| What the task requires |
Some lines of these records may hold the word "title"; state how many, using only the number.

| Supplied data |
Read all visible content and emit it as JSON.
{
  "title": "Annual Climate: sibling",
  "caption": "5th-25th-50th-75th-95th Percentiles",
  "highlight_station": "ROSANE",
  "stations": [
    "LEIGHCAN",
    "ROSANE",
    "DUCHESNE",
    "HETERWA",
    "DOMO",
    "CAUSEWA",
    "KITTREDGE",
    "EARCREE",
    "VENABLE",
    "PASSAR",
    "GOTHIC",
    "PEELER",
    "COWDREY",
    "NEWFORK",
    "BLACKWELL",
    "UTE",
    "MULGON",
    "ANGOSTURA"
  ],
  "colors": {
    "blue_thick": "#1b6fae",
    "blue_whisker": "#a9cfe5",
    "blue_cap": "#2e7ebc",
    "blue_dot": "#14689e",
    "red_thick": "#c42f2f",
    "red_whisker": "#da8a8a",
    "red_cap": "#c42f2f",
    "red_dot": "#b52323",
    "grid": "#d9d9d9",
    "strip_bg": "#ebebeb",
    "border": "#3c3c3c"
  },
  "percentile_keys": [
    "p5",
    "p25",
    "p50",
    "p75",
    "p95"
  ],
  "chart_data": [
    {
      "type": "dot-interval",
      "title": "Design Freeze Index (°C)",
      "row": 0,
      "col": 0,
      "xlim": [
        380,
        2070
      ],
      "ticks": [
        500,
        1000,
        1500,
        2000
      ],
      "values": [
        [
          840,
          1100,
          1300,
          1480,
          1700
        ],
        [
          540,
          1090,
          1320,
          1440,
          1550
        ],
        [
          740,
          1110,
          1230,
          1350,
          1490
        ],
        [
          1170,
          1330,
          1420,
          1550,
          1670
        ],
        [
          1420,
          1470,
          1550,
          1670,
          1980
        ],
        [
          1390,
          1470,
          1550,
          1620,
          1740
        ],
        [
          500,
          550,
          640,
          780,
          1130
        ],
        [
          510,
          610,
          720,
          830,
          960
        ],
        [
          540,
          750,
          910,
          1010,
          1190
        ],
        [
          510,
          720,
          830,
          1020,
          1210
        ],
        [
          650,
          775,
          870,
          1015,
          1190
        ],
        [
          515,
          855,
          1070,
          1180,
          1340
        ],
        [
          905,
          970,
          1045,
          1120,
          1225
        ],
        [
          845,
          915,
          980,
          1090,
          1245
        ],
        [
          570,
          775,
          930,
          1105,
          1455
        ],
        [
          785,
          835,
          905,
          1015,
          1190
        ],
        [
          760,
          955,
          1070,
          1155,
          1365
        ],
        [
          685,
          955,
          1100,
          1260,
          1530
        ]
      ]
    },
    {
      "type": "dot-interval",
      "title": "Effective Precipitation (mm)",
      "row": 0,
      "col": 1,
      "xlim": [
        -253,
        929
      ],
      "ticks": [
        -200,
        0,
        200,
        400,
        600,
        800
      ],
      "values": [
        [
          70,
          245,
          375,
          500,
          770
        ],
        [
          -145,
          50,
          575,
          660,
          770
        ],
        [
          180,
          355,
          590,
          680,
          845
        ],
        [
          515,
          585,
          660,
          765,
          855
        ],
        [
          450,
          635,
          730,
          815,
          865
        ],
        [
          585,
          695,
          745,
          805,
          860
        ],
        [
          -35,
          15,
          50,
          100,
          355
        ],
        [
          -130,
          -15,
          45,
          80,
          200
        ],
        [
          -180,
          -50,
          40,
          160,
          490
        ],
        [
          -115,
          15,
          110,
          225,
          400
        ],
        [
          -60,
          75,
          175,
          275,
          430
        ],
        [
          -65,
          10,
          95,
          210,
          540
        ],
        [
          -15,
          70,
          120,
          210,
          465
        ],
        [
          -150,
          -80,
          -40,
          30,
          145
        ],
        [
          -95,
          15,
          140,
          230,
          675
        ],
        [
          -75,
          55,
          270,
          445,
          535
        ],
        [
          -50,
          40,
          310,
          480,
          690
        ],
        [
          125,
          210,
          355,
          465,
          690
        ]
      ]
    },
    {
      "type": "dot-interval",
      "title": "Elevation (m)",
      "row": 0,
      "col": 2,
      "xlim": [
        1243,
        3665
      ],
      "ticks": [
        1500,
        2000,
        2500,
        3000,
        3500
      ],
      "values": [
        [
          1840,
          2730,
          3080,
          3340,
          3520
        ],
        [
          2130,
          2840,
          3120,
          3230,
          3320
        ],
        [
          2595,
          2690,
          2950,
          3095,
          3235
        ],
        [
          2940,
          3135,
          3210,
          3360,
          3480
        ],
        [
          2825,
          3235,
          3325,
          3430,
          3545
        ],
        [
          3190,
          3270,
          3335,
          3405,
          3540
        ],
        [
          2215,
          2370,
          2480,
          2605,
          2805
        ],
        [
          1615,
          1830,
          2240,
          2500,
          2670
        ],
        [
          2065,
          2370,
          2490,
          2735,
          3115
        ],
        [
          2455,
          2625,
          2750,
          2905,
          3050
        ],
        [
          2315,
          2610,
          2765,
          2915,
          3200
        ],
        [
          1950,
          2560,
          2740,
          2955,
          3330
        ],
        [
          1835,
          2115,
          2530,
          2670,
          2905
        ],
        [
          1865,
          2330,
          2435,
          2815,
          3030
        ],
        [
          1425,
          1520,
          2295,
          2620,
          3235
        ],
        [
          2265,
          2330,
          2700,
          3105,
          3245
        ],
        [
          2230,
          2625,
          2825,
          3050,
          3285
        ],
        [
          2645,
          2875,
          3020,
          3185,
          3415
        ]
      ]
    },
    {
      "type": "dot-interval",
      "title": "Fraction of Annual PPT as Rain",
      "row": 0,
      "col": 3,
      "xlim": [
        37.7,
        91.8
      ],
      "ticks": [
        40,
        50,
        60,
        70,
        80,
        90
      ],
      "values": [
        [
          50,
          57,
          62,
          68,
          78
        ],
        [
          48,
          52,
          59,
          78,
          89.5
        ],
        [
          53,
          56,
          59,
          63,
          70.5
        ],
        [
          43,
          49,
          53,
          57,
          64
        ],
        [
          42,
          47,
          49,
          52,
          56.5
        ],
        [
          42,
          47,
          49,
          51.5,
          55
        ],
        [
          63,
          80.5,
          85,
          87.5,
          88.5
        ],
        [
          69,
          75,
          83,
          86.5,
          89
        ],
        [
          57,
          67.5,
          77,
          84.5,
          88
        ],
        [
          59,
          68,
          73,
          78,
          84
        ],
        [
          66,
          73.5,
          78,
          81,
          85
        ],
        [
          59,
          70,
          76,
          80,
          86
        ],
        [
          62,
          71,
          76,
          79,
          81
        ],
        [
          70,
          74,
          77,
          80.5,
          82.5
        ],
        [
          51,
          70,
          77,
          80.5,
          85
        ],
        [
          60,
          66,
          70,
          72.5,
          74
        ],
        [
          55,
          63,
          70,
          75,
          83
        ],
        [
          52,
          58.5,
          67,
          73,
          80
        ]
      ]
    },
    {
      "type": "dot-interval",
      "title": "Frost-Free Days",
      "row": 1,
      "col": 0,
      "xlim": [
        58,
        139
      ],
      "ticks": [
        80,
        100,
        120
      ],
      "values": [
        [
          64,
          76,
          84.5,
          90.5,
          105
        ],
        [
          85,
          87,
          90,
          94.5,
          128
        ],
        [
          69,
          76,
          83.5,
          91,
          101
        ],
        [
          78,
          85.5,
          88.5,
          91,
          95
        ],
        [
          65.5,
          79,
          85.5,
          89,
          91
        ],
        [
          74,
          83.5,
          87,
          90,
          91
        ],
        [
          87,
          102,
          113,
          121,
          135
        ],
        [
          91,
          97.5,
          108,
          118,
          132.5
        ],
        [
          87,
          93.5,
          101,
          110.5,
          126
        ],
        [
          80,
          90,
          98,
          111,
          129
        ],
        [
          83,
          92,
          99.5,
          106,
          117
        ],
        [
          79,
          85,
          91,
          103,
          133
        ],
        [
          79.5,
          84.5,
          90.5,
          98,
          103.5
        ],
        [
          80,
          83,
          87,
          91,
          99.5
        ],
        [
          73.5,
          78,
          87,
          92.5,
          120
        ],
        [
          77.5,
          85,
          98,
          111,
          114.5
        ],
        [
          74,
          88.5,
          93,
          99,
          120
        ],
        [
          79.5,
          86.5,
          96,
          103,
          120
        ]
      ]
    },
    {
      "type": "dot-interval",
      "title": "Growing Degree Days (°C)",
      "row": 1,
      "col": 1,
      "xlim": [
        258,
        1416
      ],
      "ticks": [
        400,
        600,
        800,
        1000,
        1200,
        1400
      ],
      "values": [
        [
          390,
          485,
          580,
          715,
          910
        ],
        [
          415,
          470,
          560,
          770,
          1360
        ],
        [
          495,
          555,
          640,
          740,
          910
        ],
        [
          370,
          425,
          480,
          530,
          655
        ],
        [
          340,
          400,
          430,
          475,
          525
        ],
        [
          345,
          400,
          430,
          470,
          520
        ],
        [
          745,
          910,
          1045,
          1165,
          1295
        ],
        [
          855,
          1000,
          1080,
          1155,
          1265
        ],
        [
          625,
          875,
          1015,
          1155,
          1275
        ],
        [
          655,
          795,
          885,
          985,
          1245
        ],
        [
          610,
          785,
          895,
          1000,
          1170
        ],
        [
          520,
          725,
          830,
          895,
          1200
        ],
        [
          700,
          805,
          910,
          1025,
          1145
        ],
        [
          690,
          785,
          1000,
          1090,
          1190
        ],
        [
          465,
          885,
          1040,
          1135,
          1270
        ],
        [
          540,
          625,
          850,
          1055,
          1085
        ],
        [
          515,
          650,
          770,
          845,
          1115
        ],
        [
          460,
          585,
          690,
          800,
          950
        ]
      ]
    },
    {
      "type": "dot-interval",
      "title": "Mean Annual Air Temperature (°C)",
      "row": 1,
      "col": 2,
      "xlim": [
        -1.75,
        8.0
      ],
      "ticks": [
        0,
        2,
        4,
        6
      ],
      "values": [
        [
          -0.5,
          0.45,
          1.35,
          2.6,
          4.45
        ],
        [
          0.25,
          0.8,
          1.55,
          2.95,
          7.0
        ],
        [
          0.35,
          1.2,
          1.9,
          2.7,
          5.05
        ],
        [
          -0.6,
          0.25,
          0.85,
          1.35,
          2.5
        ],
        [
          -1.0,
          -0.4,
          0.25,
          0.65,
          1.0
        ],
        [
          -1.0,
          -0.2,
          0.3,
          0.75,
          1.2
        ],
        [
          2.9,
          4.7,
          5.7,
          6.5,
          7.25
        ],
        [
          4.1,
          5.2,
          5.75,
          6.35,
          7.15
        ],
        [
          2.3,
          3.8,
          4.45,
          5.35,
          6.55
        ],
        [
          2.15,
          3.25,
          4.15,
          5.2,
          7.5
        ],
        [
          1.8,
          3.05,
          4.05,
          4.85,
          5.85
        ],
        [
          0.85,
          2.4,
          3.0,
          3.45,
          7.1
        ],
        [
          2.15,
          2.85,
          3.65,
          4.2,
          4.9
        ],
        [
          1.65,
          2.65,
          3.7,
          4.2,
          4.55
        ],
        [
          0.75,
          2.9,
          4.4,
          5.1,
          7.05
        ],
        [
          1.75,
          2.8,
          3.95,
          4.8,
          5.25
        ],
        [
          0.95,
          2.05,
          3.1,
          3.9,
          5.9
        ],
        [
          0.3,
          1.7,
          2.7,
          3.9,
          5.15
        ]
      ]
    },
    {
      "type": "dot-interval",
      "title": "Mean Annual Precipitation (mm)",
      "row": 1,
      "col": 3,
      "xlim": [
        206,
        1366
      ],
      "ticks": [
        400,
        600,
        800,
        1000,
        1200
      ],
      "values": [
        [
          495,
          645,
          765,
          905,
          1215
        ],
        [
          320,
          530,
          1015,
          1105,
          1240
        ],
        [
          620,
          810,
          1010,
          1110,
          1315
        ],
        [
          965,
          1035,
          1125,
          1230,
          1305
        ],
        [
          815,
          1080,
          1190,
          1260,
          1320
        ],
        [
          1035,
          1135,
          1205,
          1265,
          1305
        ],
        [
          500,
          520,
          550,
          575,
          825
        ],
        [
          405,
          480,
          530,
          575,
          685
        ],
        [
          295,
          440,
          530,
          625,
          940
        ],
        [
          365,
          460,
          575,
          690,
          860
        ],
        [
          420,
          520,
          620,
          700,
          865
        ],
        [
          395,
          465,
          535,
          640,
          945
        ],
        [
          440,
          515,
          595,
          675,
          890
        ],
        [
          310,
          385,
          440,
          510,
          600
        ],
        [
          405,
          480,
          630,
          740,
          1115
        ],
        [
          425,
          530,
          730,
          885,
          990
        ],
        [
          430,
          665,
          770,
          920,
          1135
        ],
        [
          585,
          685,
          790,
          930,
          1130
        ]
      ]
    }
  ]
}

| Response to the task |
9